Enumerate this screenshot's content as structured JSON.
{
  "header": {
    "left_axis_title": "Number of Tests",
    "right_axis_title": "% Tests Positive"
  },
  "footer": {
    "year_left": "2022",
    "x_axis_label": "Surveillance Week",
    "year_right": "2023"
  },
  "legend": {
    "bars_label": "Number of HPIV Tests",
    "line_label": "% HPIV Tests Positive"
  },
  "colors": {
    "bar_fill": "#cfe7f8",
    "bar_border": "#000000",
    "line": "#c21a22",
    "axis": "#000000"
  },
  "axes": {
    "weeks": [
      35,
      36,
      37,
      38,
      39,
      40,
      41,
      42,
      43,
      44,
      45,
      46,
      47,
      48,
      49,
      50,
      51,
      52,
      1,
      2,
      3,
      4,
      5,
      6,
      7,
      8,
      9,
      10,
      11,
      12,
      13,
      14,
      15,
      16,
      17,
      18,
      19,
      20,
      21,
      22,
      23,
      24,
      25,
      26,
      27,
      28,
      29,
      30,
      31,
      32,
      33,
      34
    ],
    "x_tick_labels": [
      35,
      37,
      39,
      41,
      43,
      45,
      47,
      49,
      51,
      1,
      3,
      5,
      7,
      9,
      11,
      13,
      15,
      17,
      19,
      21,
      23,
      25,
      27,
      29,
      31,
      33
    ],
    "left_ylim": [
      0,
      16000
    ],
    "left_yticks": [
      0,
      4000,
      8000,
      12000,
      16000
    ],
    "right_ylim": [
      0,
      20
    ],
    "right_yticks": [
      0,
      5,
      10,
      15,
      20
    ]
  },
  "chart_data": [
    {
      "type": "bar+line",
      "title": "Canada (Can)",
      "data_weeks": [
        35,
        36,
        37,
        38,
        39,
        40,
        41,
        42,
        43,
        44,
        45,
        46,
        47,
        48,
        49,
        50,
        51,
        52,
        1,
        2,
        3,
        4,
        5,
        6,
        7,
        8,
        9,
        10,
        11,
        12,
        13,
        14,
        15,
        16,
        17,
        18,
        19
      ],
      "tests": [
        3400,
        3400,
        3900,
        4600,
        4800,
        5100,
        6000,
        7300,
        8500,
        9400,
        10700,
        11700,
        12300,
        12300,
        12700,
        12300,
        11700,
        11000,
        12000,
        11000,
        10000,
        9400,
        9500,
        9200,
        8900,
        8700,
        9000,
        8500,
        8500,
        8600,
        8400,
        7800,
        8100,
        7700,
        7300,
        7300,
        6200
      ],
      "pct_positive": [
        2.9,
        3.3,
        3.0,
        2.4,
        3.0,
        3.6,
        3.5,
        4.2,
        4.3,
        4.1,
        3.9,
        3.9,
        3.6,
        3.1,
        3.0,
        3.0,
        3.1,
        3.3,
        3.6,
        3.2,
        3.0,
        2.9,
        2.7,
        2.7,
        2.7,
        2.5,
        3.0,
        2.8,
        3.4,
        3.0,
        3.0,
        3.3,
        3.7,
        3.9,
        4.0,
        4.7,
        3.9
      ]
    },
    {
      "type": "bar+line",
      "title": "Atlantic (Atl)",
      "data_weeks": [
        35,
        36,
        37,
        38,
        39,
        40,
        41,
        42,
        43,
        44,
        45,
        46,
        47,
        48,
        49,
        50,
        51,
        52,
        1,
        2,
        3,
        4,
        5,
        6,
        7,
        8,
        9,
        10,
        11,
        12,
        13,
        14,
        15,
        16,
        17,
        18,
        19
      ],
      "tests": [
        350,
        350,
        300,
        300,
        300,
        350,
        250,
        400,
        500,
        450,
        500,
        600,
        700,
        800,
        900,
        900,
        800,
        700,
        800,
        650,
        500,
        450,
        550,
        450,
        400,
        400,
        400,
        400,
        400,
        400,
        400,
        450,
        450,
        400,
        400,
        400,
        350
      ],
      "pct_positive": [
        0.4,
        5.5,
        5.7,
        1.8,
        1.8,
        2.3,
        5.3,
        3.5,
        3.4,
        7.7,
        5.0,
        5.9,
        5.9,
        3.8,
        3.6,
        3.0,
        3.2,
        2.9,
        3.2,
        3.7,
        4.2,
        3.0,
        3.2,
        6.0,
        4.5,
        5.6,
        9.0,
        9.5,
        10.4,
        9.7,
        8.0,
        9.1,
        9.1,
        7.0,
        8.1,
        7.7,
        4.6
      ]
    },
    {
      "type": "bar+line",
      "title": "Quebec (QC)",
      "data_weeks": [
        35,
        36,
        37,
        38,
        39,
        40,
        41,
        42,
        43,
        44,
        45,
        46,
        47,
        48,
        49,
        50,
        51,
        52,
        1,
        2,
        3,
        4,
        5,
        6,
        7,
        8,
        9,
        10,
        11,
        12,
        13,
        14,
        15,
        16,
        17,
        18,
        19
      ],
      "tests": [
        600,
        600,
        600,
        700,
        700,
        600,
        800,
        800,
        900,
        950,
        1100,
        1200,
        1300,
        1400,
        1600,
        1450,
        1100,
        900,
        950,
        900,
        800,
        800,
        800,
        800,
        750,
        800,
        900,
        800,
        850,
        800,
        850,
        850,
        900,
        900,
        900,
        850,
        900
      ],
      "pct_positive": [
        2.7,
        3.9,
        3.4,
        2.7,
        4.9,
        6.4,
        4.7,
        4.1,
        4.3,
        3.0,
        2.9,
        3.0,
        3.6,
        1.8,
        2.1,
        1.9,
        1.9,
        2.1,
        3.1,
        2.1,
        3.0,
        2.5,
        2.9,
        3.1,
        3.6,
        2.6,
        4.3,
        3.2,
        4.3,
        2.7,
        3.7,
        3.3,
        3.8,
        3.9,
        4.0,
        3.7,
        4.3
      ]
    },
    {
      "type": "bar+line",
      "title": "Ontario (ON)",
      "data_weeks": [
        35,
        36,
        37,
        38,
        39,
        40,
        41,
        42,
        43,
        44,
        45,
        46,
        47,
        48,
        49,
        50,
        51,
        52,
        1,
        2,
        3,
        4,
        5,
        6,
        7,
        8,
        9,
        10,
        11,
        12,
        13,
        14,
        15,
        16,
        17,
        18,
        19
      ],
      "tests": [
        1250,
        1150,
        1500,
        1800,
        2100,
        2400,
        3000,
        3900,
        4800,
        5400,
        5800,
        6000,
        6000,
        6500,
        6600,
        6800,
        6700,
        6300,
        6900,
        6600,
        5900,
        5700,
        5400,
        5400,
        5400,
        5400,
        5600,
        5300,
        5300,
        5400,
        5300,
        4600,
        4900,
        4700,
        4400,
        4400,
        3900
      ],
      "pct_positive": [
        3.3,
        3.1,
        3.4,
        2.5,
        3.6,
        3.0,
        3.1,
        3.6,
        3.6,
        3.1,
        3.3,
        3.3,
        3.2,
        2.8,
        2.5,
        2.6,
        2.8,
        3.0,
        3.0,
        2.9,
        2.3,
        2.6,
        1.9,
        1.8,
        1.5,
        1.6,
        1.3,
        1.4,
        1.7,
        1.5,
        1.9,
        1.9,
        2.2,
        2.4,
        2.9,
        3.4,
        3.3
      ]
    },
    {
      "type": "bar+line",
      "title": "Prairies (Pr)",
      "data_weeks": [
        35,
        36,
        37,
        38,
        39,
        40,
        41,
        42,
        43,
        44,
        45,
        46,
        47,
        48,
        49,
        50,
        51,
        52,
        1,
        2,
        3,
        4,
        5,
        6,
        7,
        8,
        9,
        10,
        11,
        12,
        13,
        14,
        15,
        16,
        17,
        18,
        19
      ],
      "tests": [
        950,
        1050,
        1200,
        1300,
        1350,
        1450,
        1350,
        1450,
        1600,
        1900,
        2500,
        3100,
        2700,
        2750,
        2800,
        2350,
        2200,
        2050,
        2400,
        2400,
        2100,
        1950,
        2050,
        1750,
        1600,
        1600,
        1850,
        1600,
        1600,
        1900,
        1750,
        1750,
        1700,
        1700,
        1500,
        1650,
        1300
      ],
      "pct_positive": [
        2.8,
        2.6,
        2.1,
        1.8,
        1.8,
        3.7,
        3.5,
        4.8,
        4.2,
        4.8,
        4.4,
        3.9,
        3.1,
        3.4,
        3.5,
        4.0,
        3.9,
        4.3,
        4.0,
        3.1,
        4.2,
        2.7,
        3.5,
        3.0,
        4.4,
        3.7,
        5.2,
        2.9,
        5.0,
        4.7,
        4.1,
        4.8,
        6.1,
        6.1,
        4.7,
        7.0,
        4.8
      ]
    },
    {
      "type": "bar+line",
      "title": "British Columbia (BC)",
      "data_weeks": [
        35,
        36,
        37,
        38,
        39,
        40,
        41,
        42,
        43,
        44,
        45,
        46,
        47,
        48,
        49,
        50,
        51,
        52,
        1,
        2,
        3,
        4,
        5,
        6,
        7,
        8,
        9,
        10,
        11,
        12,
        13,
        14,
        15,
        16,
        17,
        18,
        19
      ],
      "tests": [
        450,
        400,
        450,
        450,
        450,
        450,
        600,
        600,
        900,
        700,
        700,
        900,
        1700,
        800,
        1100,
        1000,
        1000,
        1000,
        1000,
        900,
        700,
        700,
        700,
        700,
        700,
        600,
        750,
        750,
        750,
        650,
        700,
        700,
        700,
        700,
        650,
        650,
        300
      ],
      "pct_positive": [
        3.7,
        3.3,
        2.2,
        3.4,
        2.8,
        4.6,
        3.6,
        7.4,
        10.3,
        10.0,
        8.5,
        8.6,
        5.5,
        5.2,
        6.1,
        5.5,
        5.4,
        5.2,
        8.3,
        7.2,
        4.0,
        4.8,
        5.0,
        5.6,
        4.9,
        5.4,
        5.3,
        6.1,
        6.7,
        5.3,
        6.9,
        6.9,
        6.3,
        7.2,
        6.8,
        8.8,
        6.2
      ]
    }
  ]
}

**Work to do:** Using the entries above, state how many lines include the word "Number", with no other words.

**Correct response:** 2